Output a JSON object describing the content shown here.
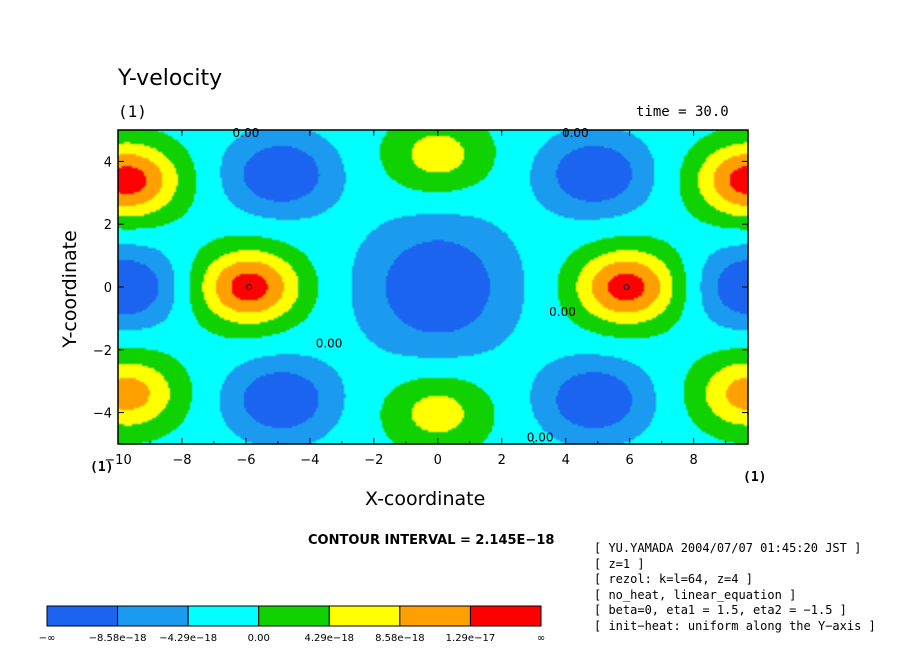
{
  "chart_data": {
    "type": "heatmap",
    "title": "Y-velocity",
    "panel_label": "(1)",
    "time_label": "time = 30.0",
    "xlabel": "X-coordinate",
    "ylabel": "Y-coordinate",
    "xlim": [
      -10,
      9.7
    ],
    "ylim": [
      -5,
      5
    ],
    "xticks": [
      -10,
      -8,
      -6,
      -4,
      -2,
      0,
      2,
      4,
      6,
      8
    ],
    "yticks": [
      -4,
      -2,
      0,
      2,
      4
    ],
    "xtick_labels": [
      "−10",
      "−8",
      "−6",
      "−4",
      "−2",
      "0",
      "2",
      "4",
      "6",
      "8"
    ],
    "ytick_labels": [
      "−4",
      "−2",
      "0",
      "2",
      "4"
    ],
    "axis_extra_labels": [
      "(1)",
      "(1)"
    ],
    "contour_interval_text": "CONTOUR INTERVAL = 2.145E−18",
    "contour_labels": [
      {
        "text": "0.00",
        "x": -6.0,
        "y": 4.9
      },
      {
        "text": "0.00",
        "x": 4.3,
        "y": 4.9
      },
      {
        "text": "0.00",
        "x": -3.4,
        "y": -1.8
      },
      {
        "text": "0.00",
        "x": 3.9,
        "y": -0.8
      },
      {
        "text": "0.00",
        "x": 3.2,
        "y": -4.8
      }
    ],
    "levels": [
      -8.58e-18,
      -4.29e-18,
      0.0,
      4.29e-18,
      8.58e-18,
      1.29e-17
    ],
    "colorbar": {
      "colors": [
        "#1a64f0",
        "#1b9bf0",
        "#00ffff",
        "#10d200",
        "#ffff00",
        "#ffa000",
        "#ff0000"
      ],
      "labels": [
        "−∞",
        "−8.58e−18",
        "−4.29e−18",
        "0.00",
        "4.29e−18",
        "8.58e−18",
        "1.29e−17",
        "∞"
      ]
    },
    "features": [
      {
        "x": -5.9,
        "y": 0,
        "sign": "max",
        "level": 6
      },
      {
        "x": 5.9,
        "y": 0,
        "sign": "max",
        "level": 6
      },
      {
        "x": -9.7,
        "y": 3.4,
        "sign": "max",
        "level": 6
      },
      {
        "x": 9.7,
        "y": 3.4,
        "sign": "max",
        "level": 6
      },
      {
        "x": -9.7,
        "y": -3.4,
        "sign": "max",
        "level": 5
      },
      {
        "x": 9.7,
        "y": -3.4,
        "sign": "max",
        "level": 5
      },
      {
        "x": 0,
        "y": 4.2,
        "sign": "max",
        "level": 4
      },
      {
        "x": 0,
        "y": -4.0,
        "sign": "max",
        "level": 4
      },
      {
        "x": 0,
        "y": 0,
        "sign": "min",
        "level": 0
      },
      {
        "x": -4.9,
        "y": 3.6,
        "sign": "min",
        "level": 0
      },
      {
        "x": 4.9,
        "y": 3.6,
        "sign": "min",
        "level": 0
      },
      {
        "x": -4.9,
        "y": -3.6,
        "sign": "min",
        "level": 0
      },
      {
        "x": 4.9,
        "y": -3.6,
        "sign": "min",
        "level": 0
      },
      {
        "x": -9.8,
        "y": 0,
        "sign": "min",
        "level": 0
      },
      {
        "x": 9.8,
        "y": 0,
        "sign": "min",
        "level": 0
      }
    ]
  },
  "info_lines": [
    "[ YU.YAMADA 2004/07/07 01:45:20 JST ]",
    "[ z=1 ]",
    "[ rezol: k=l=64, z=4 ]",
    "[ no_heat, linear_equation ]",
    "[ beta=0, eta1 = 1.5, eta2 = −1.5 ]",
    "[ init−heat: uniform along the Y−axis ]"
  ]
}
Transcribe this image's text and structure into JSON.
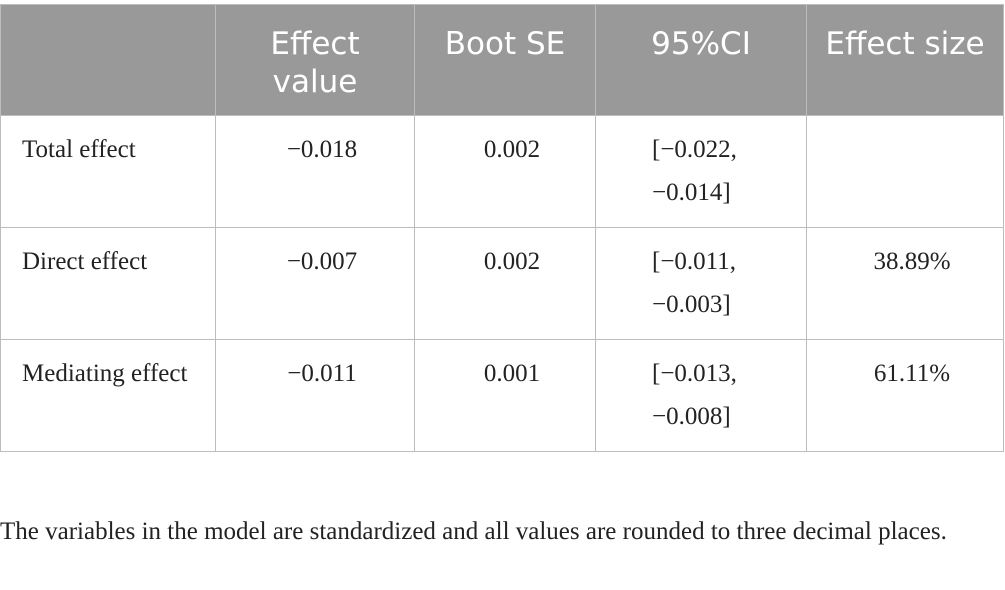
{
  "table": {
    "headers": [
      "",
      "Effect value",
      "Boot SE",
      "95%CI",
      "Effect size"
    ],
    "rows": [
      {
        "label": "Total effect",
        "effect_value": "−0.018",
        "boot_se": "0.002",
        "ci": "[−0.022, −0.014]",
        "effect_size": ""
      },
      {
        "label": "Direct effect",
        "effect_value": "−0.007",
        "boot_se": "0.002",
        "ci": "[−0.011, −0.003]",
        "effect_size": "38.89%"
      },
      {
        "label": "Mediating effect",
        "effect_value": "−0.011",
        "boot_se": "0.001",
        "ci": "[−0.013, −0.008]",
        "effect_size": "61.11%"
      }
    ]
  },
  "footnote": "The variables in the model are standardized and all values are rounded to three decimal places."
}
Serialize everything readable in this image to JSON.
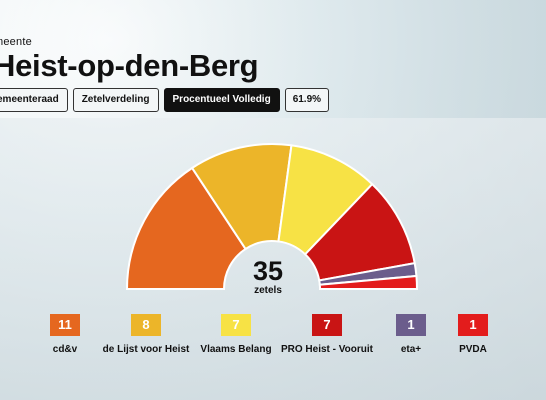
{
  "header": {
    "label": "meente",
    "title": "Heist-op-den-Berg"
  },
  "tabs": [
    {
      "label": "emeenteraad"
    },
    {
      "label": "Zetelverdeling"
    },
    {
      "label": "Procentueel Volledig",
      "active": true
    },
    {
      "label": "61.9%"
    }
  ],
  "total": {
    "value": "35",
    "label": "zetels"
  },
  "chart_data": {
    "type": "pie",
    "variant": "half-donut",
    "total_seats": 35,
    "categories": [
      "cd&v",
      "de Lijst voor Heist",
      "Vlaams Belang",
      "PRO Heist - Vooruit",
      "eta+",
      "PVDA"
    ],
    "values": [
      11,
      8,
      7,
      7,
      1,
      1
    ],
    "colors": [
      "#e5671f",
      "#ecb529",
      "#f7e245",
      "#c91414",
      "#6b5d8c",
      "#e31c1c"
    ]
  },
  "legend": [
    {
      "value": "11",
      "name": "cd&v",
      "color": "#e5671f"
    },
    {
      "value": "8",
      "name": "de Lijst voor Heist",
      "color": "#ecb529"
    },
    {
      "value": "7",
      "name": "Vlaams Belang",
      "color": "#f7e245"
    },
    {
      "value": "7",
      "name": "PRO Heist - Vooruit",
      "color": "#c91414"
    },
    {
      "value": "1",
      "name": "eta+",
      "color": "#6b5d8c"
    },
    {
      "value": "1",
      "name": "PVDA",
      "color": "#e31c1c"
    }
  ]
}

▶ _Given request_
Repeat every record above exactly, but leave out any pictures.

▶ _Solution to this task_
Output a JSON object describing the content shown here.
{
  "chart_data": {
    "type": "heatmap",
    "title": "Y-velocity",
    "panel_label": "(1)",
    "time_label": "time = 30.0",
    "xlabel": "X-coordinate",
    "ylabel": "Y-coordinate",
    "xlim": [
      -10,
      9.7
    ],
    "ylim": [
      -5,
      5
    ],
    "xticks": [
      -10,
      -8,
      -6,
      -4,
      -2,
      0,
      2,
      4,
      6,
      8
    ],
    "yticks": [
      -4,
      -2,
      0,
      2,
      4
    ],
    "xtick_labels": [
      "−10",
      "−8",
      "−6",
      "−4",
      "−2",
      "0",
      "2",
      "4",
      "6",
      "8"
    ],
    "ytick_labels": [
      "−4",
      "−2",
      "0",
      "2",
      "4"
    ],
    "axis_extra_labels": [
      "(1)",
      "(1)"
    ],
    "contour_interval_text": "CONTOUR INTERVAL = 2.145E−18",
    "contour_labels": [
      {
        "text": "0.00",
        "x": -6.0,
        "y": 4.9
      },
      {
        "text": "0.00",
        "x": 4.3,
        "y": 4.9
      },
      {
        "text": "0.00",
        "x": -3.4,
        "y": -1.8
      },
      {
        "text": "0.00",
        "x": 3.9,
        "y": -0.8
      },
      {
        "text": "0.00",
        "x": 3.2,
        "y": -4.8
      }
    ],
    "levels": [
      -8.58e-18,
      -4.29e-18,
      0.0,
      4.29e-18,
      8.58e-18,
      1.29e-17
    ],
    "colorbar": {
      "colors": [
        "#1a64f0",
        "#1b9bf0",
        "#00ffff",
        "#10d200",
        "#ffff00",
        "#ffa000",
        "#ff0000"
      ],
      "labels": [
        "−∞",
        "−8.58e−18",
        "−4.29e−18",
        "0.00",
        "4.29e−18",
        "8.58e−18",
        "1.29e−17",
        "∞"
      ]
    },
    "features": [
      {
        "x": -5.9,
        "y": 0,
        "sign": "max",
        "level": 6
      },
      {
        "x": 5.9,
        "y": 0,
        "sign": "max",
        "level": 6
      },
      {
        "x": -9.7,
        "y": 3.4,
        "sign": "max",
        "level": 6
      },
      {
        "x": 9.7,
        "y": 3.4,
        "sign": "max",
        "level": 6
      },
      {
        "x": -9.7,
        "y": -3.4,
        "sign": "max",
        "level": 5
      },
      {
        "x": 9.7,
        "y": -3.4,
        "sign": "max",
        "level": 5
      },
      {
        "x": 0,
        "y": 4.2,
        "sign": "max",
        "level": 4
      },
      {
        "x": 0,
        "y": -4.0,
        "sign": "max",
        "level": 4
      },
      {
        "x": 0,
        "y": 0,
        "sign": "min",
        "level": 0
      },
      {
        "x": -4.9,
        "y": 3.6,
        "sign": "min",
        "level": 0
      },
      {
        "x": 4.9,
        "y": 3.6,
        "sign": "min",
        "level": 0
      },
      {
        "x": -4.9,
        "y": -3.6,
        "sign": "min",
        "level": 0
      },
      {
        "x": 4.9,
        "y": -3.6,
        "sign": "min",
        "level": 0
      },
      {
        "x": -9.8,
        "y": 0,
        "sign": "min",
        "level": 0
      },
      {
        "x": 9.8,
        "y": 0,
        "sign": "min",
        "level": 0
      }
    ]
  },
  "info_lines": [
    "[ YU.YAMADA 2004/07/07 01:45:20 JST ]",
    "[ z=1 ]",
    "[ rezol: k=l=64, z=4 ]",
    "[ no_heat, linear_equation ]",
    "[ beta=0, eta1 = 1.5, eta2 = −1.5 ]",
    "[ init−heat: uniform along the Y−axis ]"
  ]
}
Transcribe this image's text and structure into JSON.
{
  "table": {
    "headers": [
      "",
      "Effect value",
      "Boot SE",
      "95%CI",
      "Effect size"
    ],
    "rows": [
      {
        "label": "Total effect",
        "effect_value": "−0.018",
        "boot_se": "0.002",
        "ci": "[−0.022, −0.014]",
        "effect_size": ""
      },
      {
        "label": "Direct effect",
        "effect_value": "−0.007",
        "boot_se": "0.002",
        "ci": "[−0.011, −0.003]",
        "effect_size": "38.89%"
      },
      {
        "label": "Mediating effect",
        "effect_value": "−0.011",
        "boot_se": "0.001",
        "ci": "[−0.013, −0.008]",
        "effect_size": "61.11%"
      }
    ]
  },
  "footnote": "The variables in the model are standardized and all values are rounded to three decimal places."
}
Serialize everything readable in this image to JSON.
{
  "header": {
    "label": "meente",
    "title": "Heist-op-den-Berg"
  },
  "tabs": [
    {
      "label": "emeenteraad"
    },
    {
      "label": "Zetelverdeling"
    },
    {
      "label": "Procentueel Volledig",
      "active": true
    },
    {
      "label": "61.9%"
    }
  ],
  "total": {
    "value": "35",
    "label": "zetels"
  },
  "chart_data": {
    "type": "pie",
    "variant": "half-donut",
    "total_seats": 35,
    "categories": [
      "cd&v",
      "de Lijst voor Heist",
      "Vlaams Belang",
      "PRO Heist - Vooruit",
      "eta+",
      "PVDA"
    ],
    "values": [
      11,
      8,
      7,
      7,
      1,
      1
    ],
    "colors": [
      "#e5671f",
      "#ecb529",
      "#f7e245",
      "#c91414",
      "#6b5d8c",
      "#e31c1c"
    ]
  },
  "legend": [
    {
      "value": "11",
      "name": "cd&v",
      "color": "#e5671f"
    },
    {
      "value": "8",
      "name": "de Lijst voor Heist",
      "color": "#ecb529"
    },
    {
      "value": "7",
      "name": "Vlaams Belang",
      "color": "#f7e245"
    },
    {
      "value": "7",
      "name": "PRO Heist - Vooruit",
      "color": "#c91414"
    },
    {
      "value": "1",
      "name": "eta+",
      "color": "#6b5d8c"
    },
    {
      "value": "1",
      "name": "PVDA",
      "color": "#e31c1c"
    }
  ]
}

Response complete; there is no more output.